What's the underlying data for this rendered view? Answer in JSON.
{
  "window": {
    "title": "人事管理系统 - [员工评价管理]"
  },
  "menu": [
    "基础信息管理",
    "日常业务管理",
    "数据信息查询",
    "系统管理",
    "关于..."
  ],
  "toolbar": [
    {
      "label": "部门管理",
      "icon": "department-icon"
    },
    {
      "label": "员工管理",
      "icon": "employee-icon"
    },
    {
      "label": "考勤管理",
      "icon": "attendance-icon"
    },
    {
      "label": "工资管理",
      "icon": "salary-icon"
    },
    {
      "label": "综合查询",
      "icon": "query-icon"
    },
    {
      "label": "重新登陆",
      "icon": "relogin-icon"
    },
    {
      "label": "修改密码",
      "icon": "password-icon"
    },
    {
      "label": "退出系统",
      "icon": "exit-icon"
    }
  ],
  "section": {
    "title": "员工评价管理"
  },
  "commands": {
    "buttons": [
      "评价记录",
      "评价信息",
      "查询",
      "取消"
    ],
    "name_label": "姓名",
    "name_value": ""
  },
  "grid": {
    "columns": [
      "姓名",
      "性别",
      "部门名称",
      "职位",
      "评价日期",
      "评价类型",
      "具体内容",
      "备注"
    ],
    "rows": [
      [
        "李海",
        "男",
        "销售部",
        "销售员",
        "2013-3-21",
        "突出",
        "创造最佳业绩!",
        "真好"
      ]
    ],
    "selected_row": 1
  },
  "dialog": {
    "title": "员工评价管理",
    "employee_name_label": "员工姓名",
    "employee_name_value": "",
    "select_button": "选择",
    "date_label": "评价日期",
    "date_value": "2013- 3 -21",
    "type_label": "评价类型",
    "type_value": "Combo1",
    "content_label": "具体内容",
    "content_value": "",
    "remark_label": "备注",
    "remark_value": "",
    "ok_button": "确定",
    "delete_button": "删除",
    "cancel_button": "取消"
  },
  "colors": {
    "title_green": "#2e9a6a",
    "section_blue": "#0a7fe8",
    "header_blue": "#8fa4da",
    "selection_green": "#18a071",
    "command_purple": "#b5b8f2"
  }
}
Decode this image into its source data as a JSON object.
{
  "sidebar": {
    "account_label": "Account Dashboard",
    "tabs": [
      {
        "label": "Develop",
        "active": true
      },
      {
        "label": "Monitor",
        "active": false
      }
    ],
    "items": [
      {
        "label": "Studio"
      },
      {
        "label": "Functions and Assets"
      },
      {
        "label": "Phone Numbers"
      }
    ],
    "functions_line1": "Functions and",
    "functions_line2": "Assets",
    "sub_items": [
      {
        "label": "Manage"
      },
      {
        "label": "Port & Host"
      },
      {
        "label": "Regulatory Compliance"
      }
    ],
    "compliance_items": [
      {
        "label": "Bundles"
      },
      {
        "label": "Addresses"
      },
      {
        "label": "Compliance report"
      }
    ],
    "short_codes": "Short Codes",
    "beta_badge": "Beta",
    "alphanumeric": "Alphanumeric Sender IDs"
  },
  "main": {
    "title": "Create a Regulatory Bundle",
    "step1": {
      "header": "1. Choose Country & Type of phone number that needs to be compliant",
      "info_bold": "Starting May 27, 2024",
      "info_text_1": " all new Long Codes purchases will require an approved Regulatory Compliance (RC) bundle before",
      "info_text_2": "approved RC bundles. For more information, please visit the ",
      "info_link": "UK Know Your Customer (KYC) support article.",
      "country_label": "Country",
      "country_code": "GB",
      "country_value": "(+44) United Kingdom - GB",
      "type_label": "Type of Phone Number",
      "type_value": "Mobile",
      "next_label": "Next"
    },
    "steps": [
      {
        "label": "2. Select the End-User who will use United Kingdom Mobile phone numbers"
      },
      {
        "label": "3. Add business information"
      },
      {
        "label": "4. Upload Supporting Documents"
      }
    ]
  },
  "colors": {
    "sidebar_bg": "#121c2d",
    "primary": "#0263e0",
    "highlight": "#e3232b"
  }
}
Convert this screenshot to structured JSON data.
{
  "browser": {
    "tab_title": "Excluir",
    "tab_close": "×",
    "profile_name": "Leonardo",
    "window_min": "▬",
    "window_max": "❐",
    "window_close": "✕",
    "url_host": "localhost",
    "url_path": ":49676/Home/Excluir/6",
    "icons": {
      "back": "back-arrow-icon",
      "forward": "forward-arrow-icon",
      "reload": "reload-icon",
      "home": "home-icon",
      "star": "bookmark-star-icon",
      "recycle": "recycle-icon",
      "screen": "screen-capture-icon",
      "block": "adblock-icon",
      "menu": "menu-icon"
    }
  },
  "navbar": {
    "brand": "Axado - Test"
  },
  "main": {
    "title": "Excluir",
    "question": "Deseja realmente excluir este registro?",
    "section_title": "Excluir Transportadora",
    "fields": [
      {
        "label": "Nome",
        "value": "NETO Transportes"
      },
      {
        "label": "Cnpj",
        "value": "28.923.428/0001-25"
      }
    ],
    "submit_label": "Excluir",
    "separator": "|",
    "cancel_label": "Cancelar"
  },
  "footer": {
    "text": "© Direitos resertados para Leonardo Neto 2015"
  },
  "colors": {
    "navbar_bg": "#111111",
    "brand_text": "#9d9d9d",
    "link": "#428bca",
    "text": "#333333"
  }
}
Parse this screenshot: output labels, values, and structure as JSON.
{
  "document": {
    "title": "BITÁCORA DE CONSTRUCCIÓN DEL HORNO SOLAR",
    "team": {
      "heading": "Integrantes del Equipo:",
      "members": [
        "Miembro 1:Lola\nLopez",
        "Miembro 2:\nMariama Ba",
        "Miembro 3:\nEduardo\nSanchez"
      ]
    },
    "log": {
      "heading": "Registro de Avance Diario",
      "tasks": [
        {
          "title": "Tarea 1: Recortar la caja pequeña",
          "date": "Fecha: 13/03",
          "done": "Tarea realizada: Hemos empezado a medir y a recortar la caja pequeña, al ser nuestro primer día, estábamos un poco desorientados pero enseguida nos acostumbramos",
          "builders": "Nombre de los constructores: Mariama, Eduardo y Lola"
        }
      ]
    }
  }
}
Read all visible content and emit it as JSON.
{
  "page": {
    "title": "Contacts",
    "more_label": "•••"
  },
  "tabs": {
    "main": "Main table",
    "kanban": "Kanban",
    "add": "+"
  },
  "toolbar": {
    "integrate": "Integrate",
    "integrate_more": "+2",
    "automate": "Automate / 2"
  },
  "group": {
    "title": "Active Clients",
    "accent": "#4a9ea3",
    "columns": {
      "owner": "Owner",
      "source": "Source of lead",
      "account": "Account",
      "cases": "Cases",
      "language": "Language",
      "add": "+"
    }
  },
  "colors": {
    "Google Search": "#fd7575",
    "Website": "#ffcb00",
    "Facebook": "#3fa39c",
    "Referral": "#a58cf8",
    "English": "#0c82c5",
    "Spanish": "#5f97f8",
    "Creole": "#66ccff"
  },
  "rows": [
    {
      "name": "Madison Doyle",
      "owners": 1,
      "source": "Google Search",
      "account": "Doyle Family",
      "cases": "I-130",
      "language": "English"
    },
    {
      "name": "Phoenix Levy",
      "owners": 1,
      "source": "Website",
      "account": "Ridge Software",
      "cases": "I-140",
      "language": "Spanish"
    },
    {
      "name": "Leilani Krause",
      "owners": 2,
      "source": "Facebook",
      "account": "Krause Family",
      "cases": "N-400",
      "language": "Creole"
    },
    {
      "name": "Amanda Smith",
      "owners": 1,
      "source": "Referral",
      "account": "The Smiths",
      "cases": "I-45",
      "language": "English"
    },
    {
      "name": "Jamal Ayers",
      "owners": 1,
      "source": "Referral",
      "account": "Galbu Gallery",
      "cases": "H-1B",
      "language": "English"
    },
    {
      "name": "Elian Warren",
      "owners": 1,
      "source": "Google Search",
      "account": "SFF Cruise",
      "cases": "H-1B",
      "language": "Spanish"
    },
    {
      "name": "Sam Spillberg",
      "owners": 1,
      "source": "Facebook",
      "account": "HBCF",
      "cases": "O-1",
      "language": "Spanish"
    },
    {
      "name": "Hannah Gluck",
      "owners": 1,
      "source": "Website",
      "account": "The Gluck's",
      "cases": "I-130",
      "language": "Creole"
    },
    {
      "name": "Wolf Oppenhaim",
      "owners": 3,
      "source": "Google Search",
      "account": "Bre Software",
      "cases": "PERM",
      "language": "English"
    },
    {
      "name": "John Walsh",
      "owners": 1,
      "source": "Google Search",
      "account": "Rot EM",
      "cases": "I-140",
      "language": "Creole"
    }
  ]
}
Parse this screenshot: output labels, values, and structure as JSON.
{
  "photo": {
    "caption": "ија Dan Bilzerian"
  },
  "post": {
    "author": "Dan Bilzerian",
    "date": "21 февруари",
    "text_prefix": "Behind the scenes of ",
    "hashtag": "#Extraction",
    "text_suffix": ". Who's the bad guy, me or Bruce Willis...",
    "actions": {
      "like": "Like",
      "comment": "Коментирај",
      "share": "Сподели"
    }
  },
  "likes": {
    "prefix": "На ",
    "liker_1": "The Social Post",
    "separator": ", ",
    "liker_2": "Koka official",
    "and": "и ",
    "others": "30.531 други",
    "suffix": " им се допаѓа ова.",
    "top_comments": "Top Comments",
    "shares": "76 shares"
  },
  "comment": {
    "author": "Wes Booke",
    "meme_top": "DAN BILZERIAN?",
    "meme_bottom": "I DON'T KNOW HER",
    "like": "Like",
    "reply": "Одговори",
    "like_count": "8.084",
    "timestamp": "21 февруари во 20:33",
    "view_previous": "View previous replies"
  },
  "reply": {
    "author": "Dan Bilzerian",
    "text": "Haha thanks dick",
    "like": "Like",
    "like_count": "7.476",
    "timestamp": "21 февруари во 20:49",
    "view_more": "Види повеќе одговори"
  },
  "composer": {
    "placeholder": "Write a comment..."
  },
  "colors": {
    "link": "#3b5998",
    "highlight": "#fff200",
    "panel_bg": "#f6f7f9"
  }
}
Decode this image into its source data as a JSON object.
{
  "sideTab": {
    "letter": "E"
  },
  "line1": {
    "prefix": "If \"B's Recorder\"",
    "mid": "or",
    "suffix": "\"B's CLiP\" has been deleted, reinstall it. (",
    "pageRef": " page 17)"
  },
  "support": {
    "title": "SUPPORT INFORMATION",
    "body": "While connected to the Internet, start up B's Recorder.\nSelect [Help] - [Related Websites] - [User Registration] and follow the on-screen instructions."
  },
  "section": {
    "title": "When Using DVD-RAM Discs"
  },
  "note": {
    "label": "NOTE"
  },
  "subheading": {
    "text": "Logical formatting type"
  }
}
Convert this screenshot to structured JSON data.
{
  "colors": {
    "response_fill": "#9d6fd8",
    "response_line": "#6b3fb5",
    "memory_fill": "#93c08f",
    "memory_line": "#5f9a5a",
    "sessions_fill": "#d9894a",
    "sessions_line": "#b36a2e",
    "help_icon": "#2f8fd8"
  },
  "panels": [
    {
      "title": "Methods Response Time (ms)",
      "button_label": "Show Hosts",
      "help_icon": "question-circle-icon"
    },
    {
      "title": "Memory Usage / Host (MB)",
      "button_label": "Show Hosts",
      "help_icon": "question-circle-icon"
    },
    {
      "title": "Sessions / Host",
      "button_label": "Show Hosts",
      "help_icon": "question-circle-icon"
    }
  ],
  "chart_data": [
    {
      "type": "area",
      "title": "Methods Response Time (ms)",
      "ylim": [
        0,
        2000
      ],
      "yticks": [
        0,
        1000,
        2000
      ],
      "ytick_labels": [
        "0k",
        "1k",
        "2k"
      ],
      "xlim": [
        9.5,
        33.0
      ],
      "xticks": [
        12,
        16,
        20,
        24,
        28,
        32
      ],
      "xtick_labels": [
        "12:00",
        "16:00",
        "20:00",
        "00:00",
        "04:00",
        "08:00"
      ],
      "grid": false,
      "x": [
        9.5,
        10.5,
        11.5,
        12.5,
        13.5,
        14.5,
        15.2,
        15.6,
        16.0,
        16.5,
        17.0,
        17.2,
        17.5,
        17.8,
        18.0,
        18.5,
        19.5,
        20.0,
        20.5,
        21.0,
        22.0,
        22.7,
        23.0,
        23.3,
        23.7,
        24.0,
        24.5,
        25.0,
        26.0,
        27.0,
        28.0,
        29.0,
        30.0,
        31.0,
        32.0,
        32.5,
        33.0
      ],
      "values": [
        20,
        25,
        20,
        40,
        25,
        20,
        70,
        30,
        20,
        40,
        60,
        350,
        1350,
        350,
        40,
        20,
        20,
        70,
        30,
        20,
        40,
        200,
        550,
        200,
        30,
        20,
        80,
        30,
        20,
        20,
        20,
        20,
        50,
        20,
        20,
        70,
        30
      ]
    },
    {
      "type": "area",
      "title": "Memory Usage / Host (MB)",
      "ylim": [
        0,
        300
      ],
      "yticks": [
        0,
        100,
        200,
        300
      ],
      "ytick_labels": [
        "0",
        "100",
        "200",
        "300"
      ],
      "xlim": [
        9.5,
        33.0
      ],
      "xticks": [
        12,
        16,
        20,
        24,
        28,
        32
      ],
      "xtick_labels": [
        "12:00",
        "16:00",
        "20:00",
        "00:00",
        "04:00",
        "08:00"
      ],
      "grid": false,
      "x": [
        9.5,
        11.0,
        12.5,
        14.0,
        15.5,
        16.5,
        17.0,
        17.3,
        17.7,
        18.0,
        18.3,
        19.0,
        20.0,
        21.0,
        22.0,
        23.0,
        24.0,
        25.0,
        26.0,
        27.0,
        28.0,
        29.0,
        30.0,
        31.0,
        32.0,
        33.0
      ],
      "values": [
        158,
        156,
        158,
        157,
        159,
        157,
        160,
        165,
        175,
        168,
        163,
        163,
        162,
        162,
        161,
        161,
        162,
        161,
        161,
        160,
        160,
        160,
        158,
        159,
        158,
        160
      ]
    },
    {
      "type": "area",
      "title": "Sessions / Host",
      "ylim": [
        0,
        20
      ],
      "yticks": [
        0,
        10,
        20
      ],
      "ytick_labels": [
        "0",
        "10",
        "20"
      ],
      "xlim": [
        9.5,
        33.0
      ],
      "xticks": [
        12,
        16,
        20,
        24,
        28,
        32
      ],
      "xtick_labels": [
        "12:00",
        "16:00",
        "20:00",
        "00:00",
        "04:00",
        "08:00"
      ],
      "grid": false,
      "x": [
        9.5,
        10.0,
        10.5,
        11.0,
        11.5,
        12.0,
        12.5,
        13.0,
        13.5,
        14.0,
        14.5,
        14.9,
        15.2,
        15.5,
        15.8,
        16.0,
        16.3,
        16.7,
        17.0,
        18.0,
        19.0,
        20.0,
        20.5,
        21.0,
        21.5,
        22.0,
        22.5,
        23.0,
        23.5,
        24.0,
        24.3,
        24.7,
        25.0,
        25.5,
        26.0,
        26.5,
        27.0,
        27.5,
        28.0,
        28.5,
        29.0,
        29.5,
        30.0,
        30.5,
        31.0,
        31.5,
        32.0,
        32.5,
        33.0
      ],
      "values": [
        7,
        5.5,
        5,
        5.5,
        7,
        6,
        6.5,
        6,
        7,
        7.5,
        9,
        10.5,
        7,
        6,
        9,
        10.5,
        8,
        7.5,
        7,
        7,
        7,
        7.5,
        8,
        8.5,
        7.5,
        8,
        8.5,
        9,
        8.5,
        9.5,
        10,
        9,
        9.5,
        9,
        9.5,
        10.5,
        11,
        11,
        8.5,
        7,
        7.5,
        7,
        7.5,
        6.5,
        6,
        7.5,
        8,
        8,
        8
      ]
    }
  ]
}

^^^^

What is needed. Working from the entries above, return all lines that contain "United".

Result of this exercise.
      "country_value": "(+44) United Kingdom - GB",
        "label": "2. Select the End-User who will use United Kingdom Mobile phone numbers"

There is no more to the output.